§ Saved entries
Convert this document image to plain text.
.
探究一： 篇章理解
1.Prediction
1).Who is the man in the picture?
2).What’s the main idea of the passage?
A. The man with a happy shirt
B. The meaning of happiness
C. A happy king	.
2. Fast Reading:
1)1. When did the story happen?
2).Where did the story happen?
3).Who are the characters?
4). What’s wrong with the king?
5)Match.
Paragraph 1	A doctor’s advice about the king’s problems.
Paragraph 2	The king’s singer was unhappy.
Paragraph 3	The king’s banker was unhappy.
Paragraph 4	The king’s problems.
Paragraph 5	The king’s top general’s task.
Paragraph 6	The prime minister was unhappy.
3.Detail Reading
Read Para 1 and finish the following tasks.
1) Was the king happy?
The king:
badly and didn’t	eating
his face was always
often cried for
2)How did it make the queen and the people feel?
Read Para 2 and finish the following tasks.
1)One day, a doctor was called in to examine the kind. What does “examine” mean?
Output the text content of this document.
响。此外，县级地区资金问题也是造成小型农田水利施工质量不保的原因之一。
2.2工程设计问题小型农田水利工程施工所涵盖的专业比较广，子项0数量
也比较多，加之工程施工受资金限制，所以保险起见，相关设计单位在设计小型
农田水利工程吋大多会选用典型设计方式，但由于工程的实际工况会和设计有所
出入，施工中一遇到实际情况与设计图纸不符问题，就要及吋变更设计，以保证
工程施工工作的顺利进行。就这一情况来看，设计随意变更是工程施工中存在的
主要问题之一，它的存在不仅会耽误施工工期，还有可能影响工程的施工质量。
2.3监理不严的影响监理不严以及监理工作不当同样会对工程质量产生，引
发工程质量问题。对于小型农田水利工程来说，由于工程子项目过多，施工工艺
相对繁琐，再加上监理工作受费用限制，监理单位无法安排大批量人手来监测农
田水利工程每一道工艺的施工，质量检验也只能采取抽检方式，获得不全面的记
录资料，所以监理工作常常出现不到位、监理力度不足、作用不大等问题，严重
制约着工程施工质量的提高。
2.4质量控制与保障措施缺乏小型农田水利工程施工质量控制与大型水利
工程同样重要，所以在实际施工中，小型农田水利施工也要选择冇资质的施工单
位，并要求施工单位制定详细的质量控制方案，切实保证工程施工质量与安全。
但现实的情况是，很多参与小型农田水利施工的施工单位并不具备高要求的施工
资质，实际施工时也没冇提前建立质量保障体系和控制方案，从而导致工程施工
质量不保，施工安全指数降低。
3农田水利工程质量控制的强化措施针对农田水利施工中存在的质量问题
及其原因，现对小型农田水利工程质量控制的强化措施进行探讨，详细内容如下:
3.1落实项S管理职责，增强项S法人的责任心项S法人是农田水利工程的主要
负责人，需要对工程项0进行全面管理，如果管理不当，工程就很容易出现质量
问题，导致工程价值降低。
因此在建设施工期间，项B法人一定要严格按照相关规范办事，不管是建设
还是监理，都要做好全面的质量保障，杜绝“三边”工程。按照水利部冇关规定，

---

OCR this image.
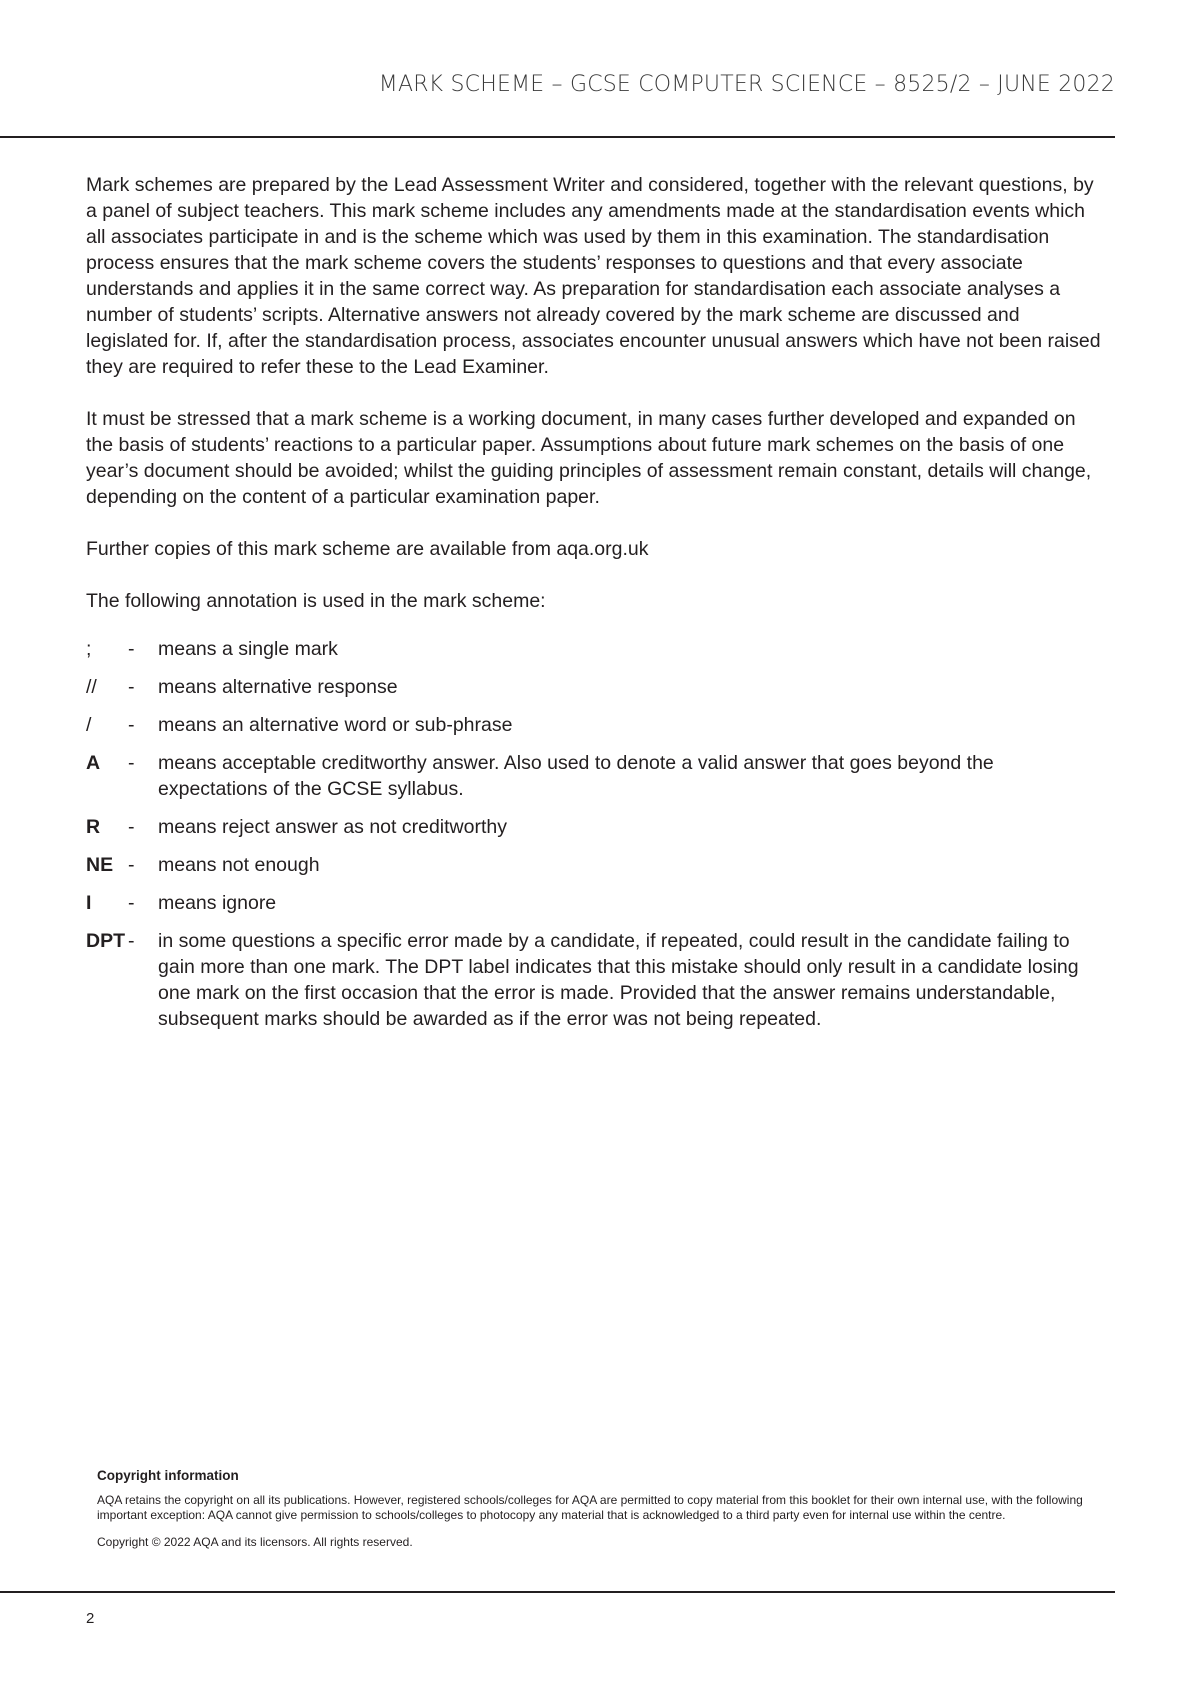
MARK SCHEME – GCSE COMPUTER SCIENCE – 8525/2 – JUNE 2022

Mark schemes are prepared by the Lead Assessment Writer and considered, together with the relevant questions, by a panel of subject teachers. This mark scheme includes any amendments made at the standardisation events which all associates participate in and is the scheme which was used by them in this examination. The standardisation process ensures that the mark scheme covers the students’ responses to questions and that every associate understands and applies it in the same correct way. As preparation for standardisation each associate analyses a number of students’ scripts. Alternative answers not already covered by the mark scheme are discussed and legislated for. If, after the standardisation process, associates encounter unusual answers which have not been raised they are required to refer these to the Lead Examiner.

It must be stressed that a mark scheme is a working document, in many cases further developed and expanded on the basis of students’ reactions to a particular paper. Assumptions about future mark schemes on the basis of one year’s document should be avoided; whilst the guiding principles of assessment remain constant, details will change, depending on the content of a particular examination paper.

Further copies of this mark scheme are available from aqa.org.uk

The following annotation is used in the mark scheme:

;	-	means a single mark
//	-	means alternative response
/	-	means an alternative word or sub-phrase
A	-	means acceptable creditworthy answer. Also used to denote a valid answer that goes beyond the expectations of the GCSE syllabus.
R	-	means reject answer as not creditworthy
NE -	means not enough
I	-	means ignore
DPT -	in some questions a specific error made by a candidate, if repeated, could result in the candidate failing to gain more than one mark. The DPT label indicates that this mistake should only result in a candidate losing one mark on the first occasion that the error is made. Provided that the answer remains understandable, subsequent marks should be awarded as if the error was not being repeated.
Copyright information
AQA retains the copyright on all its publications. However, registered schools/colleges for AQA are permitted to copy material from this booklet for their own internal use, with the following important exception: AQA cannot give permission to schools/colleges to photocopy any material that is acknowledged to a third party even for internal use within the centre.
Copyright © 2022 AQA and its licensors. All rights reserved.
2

§ Your task
Give only the count of lines in this material that contain the string "text".

§ The output
2